# [Given data]
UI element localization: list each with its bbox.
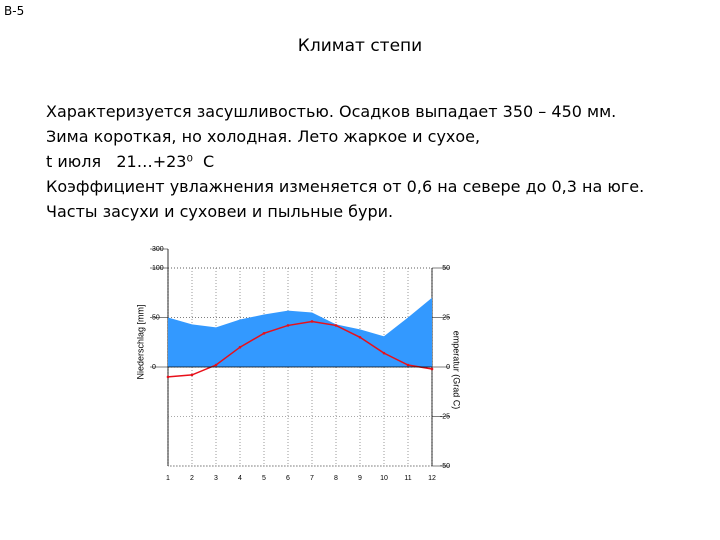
x-tick-label: 9 — [358, 475, 362, 482]
temperature-point — [286, 324, 290, 327]
temperature-point — [430, 367, 434, 371]
x-tick-label: 4 — [238, 475, 242, 482]
temperature-point — [334, 324, 338, 327]
y2-axis-title: emperatur (Grad C) — [452, 331, 462, 410]
x-tick-label: 8 — [334, 475, 338, 482]
x-tick-label: 3 — [214, 475, 218, 482]
temperature-point — [190, 373, 194, 377]
y2-tick-label: 50 — [442, 265, 450, 272]
temperature-point — [382, 351, 386, 355]
temperature-point — [358, 336, 362, 339]
x-tick-label: 11 — [404, 475, 411, 482]
text-line: Часты засухи и суховеи и пыльные бури. — [46, 202, 394, 221]
text-line: Зима короткая, но холодная. Лето жаркое … — [46, 127, 481, 146]
temperature-point — [310, 320, 314, 323]
temperature-point — [406, 363, 410, 367]
x-tick-label: 1 — [166, 475, 170, 482]
temperature-point — [238, 345, 242, 349]
text-block: Характеризуется засушливостью. Осадков в… — [46, 99, 644, 224]
x-tick-label: 7 — [310, 475, 314, 482]
y-tick-label: 100 — [152, 265, 164, 272]
slide-title: Климат степи — [297, 36, 423, 56]
x-tick-label: 10 — [380, 475, 388, 482]
temperature-point — [214, 363, 218, 367]
y-tick-label: 0 — [152, 364, 156, 371]
y2-tick-label: 0 — [446, 364, 450, 371]
text-line: t июля 21…+23⁰ С — [46, 152, 215, 171]
x-tick-label: 5 — [262, 475, 266, 482]
x-tick-label: 6 — [286, 475, 290, 482]
precipitation-area — [168, 297, 432, 367]
y2-tick-label: -50 — [440, 463, 450, 470]
text-line: Коэффициент увлажнения изменяется от 0,6… — [46, 177, 645, 196]
slide-label: В-5 — [4, 4, 25, 18]
temperature-point — [166, 375, 170, 379]
text-line: Характеризуется засушливостью. Осадков в… — [46, 102, 617, 121]
temperature-point — [262, 332, 266, 335]
x-tick-label: 12 — [428, 475, 436, 482]
y2-tick-label: 25 — [442, 314, 450, 321]
x-tick-label: 2 — [190, 475, 194, 482]
y-axis-title: Niederschlag [mm] — [135, 304, 145, 379]
y2-tick-label: -25 — [440, 413, 450, 420]
y-tick-label: 300 — [152, 246, 164, 253]
y-tick-label: 50 — [152, 314, 160, 321]
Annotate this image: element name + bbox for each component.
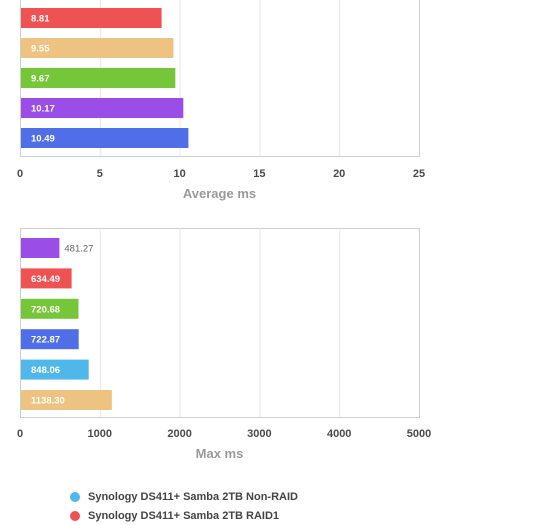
bar-data-label: 8.81 bbox=[31, 14, 50, 25]
x-tick-label: 5000 bbox=[407, 428, 431, 440]
bar[interactable] bbox=[21, 8, 162, 28]
x-tick-label: 20 bbox=[333, 168, 345, 180]
x-tick-label: 0 bbox=[17, 168, 23, 180]
x-axis-title: Max ms bbox=[196, 446, 244, 461]
x-tick-label: 25 bbox=[413, 168, 425, 180]
bar-data-label: 722.87 bbox=[31, 335, 60, 346]
bar-data-label: 634.49 bbox=[31, 274, 60, 285]
bar-data-label: 848.06 bbox=[31, 365, 60, 376]
x-tick-label: 2000 bbox=[167, 428, 191, 440]
plot-area bbox=[20, 228, 420, 418]
max-ms-chart: 0 1000 2000 3000 4000 5000 481.27 634.49 720.68 7… bbox=[17, 228, 431, 461]
bar-data-label: 1138.30 bbox=[31, 396, 65, 407]
bar[interactable] bbox=[21, 359, 89, 380]
bar[interactable] bbox=[21, 329, 79, 350]
bar[interactable] bbox=[21, 128, 189, 148]
bar-data-label: 10.17 bbox=[31, 104, 55, 115]
legend-label: Synology DS411+ Samba 2TB Non-RAID bbox=[88, 490, 298, 503]
legend-marker-icon bbox=[70, 491, 80, 502]
x-tick-label: 1000 bbox=[88, 428, 112, 440]
x-axis-title: Average ms bbox=[183, 186, 256, 201]
legend-item[interactable]: Synology DS411+ Samba 2TB Non-RAID bbox=[70, 487, 298, 506]
legend: Synology DS411+ Samba 2TB Non-RAID Synol… bbox=[70, 487, 298, 525]
bar[interactable] bbox=[21, 68, 176, 88]
bar[interactable] bbox=[21, 298, 79, 319]
x-tick-label: 10 bbox=[173, 168, 185, 180]
bar[interactable] bbox=[21, 238, 60, 258]
bar-data-label: 481.27 bbox=[64, 244, 93, 255]
plot-area bbox=[20, 0, 420, 157]
bar-data-label: 720.68 bbox=[31, 304, 60, 315]
bar[interactable] bbox=[21, 38, 174, 58]
x-tick-label: 3000 bbox=[247, 428, 271, 440]
bar[interactable] bbox=[21, 390, 112, 410]
bar-data-label: 10.49 bbox=[31, 134, 55, 145]
x-tick-label: 0 bbox=[17, 428, 23, 440]
bar-data-label: 9.55 bbox=[31, 44, 50, 55]
x-tick-label: 5 bbox=[97, 168, 103, 180]
x-tick-label: 4000 bbox=[327, 428, 351, 440]
bar[interactable] bbox=[21, 98, 184, 118]
bar-data-label: 9.67 bbox=[31, 74, 50, 85]
bar[interactable] bbox=[21, 268, 72, 289]
average-ms-chart: 0 5 10 15 20 25 8.81 9.55 9.67 10.17 10.49 Average … bbox=[17, 0, 425, 201]
x-tick-label: 15 bbox=[253, 168, 265, 180]
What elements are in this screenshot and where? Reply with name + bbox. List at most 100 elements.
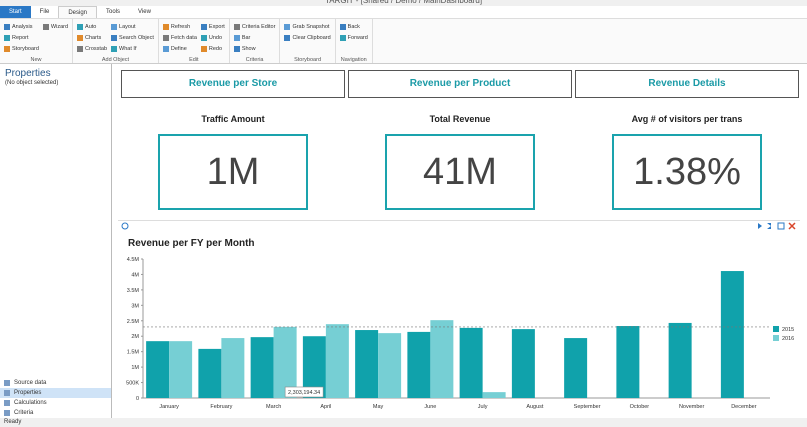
button-icon — [284, 23, 291, 30]
button-icon — [162, 34, 169, 41]
sidebar-link[interactable]: Properties — [0, 388, 111, 398]
button-label: Grab Snapshot — [292, 23, 330, 30]
ribbon-button[interactable]: Layout — [111, 21, 154, 32]
forward-icon[interactable] — [767, 223, 771, 229]
sidebar: Properties (No object selected) Source d… — [0, 64, 112, 418]
bar — [407, 331, 431, 398]
ribbon-button[interactable]: Fetch data — [162, 32, 197, 43]
ribbon-button[interactable]: Forward — [339, 32, 368, 43]
ribbon-button[interactable]: Define — [162, 43, 197, 54]
x-tick-label: October — [630, 404, 650, 410]
x-tick-label: September — [574, 404, 601, 410]
chart-title: Revenue per FY per Month — [128, 238, 255, 249]
button-label: Forward — [347, 34, 368, 41]
ribbon-button[interactable]: Export — [200, 21, 225, 32]
button-label: Storyboard — [12, 45, 39, 52]
button-label: Bar — [241, 34, 251, 41]
button-icon — [111, 45, 118, 52]
ribbon-button[interactable]: Wizard — [42, 21, 68, 32]
nav-button[interactable]: Revenue Details — [575, 70, 799, 98]
ribbon-group: Back Forward Navigation — [336, 19, 373, 63]
ribbon-button[interactable]: Criteria Editor — [233, 21, 276, 32]
bar — [564, 338, 588, 398]
x-tick-label: December — [731, 404, 757, 410]
tab[interactable]: Design — [58, 6, 98, 18]
ribbon-button[interactable]: Clear Clipboard — [284, 32, 331, 43]
ribbon-group: Auto Charts Crosstab Layout Search Object Wha… — [73, 19, 159, 63]
y-tick-label: 1M — [131, 365, 139, 371]
button-label: Fetch data — [170, 34, 197, 41]
grid-icon[interactable] — [777, 222, 785, 230]
ribbon-button[interactable]: Bar — [233, 32, 276, 43]
ribbon-button[interactable]: Back — [339, 21, 368, 32]
sidebar-links: Source data Properties Calculations Criteri… — [0, 378, 111, 418]
ribbon-button[interactable]: Show — [233, 43, 276, 54]
button-label: Charts — [85, 34, 102, 41]
tab[interactable]: File — [39, 9, 50, 15]
bar — [616, 326, 640, 398]
button-label: Criteria Editor — [241, 23, 276, 30]
ribbon-button[interactable]: Refresh — [162, 21, 197, 32]
y-tick-label: 500K — [126, 381, 139, 387]
y-tick-label: 3.5M — [127, 288, 140, 294]
ribbon-button[interactable]: Analysis — [4, 21, 39, 32]
sidebar-link[interactable]: Source data — [0, 378, 111, 388]
ribbon-group-label: Edit — [189, 57, 199, 63]
ribbon-button[interactable]: What If — [111, 43, 154, 54]
tooltip-text: 2,303,194.34 — [288, 390, 320, 396]
button-label: Auto — [85, 23, 97, 30]
y-tick-label: 3M — [131, 303, 139, 309]
button-icon — [233, 45, 240, 52]
bar — [250, 337, 274, 398]
play-icon[interactable] — [758, 223, 762, 229]
ribbon-button[interactable]: Redo — [200, 43, 225, 54]
button-icon — [111, 34, 118, 41]
kpi-value: 1M — [158, 134, 308, 210]
button-label: Redo — [208, 45, 223, 52]
bar — [169, 341, 193, 398]
ribbon-button[interactable]: Crosstab — [77, 43, 107, 54]
ribbon-group: Criteria Editor Bar Show Criteria — [230, 19, 281, 63]
bar — [378, 333, 402, 398]
button-icon — [284, 34, 291, 41]
ribbon-items: Analysis Report Storyboard Wizard — [4, 21, 68, 56]
chart: Revenue per FY per Month 0 500K 1M 1.5M 2M 2.… — [121, 222, 796, 410]
ribbon-items: Auto Charts Crosstab Layout Search Object Wha… — [77, 21, 154, 56]
button-icon — [77, 45, 84, 52]
close-icon[interactable] — [788, 222, 796, 230]
ribbon-group: Analysis Report Storyboard Wizard New — [0, 19, 74, 63]
title-bar: TARGIT - [Shared / Demo / MainDashboard] — [0, 0, 807, 6]
button-icon — [162, 45, 169, 52]
button-icon — [233, 23, 240, 30]
y-tick-label: 4.5M — [127, 257, 140, 263]
ribbon-button[interactable]: Report — [4, 32, 39, 43]
ribbon-group: Grab Snapshot Clear Clipboard Storyboard — [280, 19, 336, 63]
sidebar-link[interactable]: Calculations — [0, 398, 111, 408]
nav-button[interactable]: Revenue per Product — [348, 70, 572, 98]
button-label: Clear Clipboard — [292, 34, 331, 41]
ribbon: Analysis Report Storyboard Wizard New Auto Cha… — [0, 18, 807, 64]
bar — [146, 341, 170, 398]
kpi-value: 41M — [385, 134, 535, 210]
kpi-label: Total Revenue — [429, 114, 491, 124]
ribbon-button[interactable]: Undo — [200, 32, 225, 43]
ribbon-button[interactable]: Grab Snapshot — [284, 21, 330, 32]
bar — [720, 271, 744, 398]
ribbon-button[interactable]: Charts — [77, 32, 107, 43]
bar — [302, 336, 326, 398]
button-icon — [4, 45, 10, 52]
ribbon-button[interactable]: Storyboard — [4, 43, 39, 54]
ribbon-group-label: Navigation — [340, 57, 367, 63]
nav-button[interactable]: Revenue per Store — [121, 70, 345, 98]
y-tick-label: 1.5M — [127, 350, 140, 356]
button-icon — [339, 23, 346, 30]
tab-bar: Start File Design Tools View — [0, 6, 807, 18]
ribbon-button[interactable]: Search Object — [111, 32, 154, 43]
tab[interactable]: Tools — [106, 9, 121, 15]
button-icon — [339, 34, 346, 41]
tab[interactable]: View — [138, 9, 151, 15]
tab[interactable]: Start — [0, 6, 31, 18]
sidebar-link[interactable]: Criteria — [0, 408, 111, 418]
y-tick-label: 4M — [131, 272, 139, 278]
ribbon-button[interactable]: Auto — [77, 21, 107, 32]
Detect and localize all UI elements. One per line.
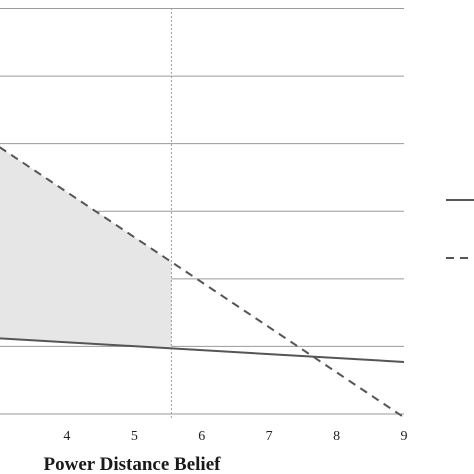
x-axis-title: Power Distance Belief — [44, 454, 222, 474]
x-tick-label: 9 — [401, 429, 408, 444]
x-tick-label: 4 — [63, 429, 70, 444]
x-tick-label: 6 — [198, 429, 205, 444]
shaded-region — [0, 147, 172, 349]
x-tick-label: 7 — [266, 429, 273, 444]
x-tick-label: 5 — [131, 429, 138, 444]
x-tick-label: 8 — [333, 429, 340, 444]
solid-series-line — [0, 337, 405, 363]
dashed-series-line — [0, 146, 405, 419]
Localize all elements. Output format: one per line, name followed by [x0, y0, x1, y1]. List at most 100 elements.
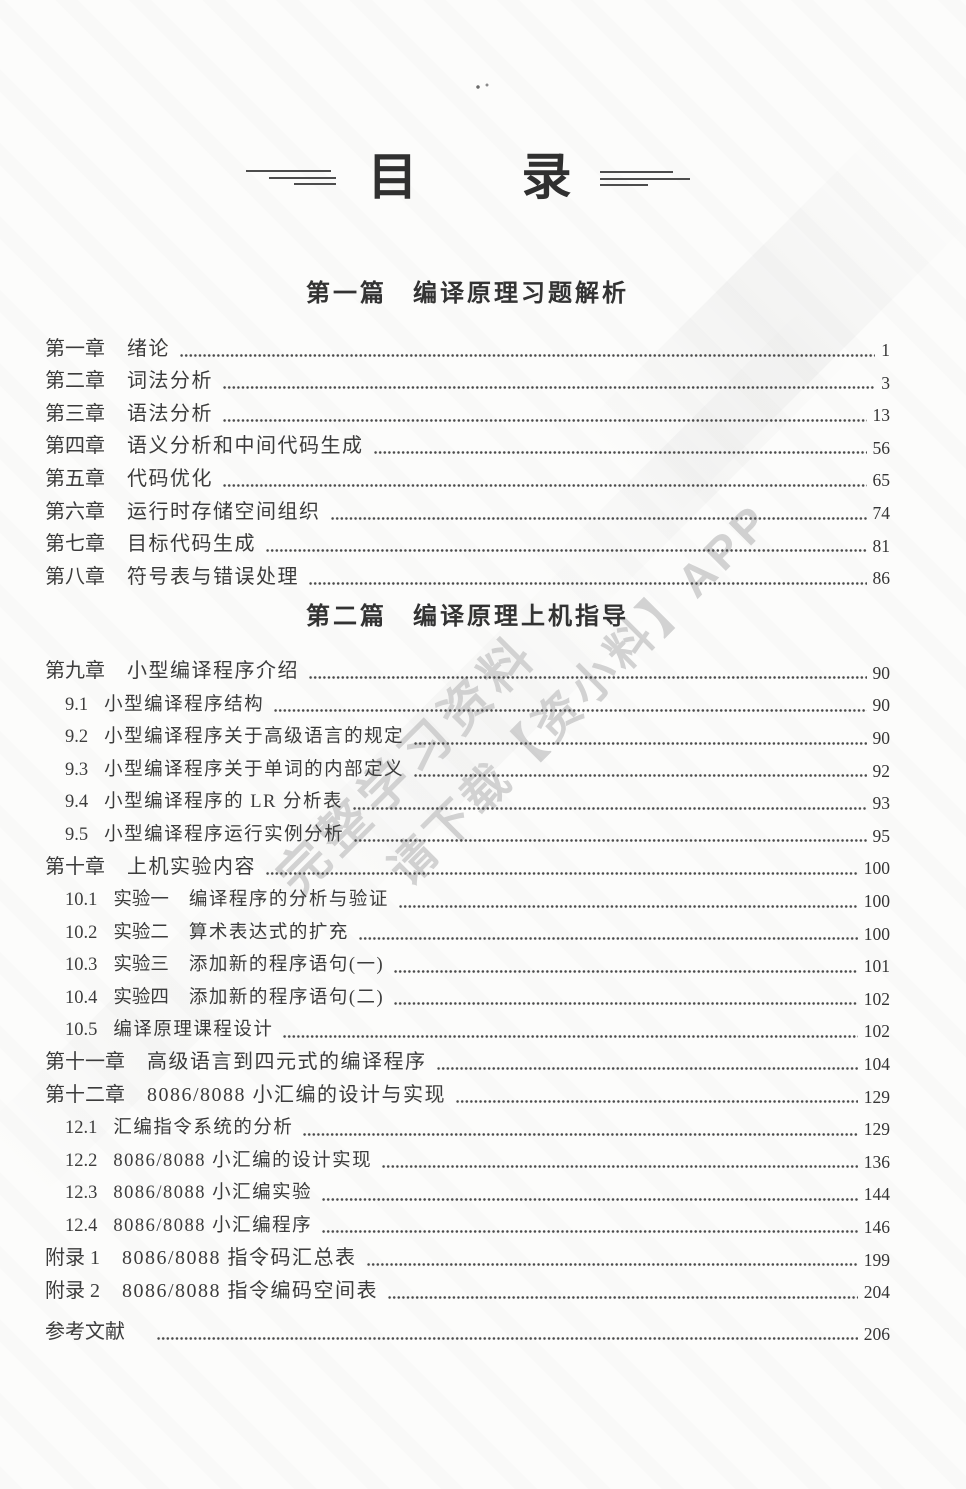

# [To be done]
Express the entries from the line containing "x-tick-label: 9 — [358, 475, 362, 482]" up to and including the line containing "temperature-point — [238, 345, 242, 349]" as a JSON list of strings, one string per line, omitting blank lines.

# [Output of the exercise]
[
  "x-tick-label: 9 — [358, 475, 362, 482]",
  "temperature-point — [286, 324, 290, 327]",
  "temperature-point — [430, 367, 434, 371]",
  "x-tick-label: 4 — [238, 475, 242, 482]",
  "temperature-point — [334, 324, 338, 327]",
  "y2-axis-title: emperatur (Grad C) — [452, 331, 462, 410]",
  "x-tick-label: 8 — [334, 475, 338, 482]",
  "x-tick-label: 3 — [214, 475, 218, 482]",
  "temperature-point — [190, 373, 194, 377]",
  "y2-tick-label: 50 — [442, 265, 450, 272]",
  "temperature-point — [382, 351, 386, 355]",
  "temperature-point — [358, 336, 362, 339]",
  "x-tick-label: 11 — [404, 475, 411, 482]",
  "text-line: Часты засухи и суховеи и пыльные бури. — [46, 202, 394, 221]",
  "text-line: Зима короткая, но холодная. Лето жаркое … — [46, 127, 481, 146]",
  "temperature-point — [310, 320, 314, 323]",
  "temperature-point — [406, 363, 410, 367]",
  "x-tick-label: 1 — [166, 475, 170, 482]",
  "temperature-point — [238, 345, 242, 349]"
]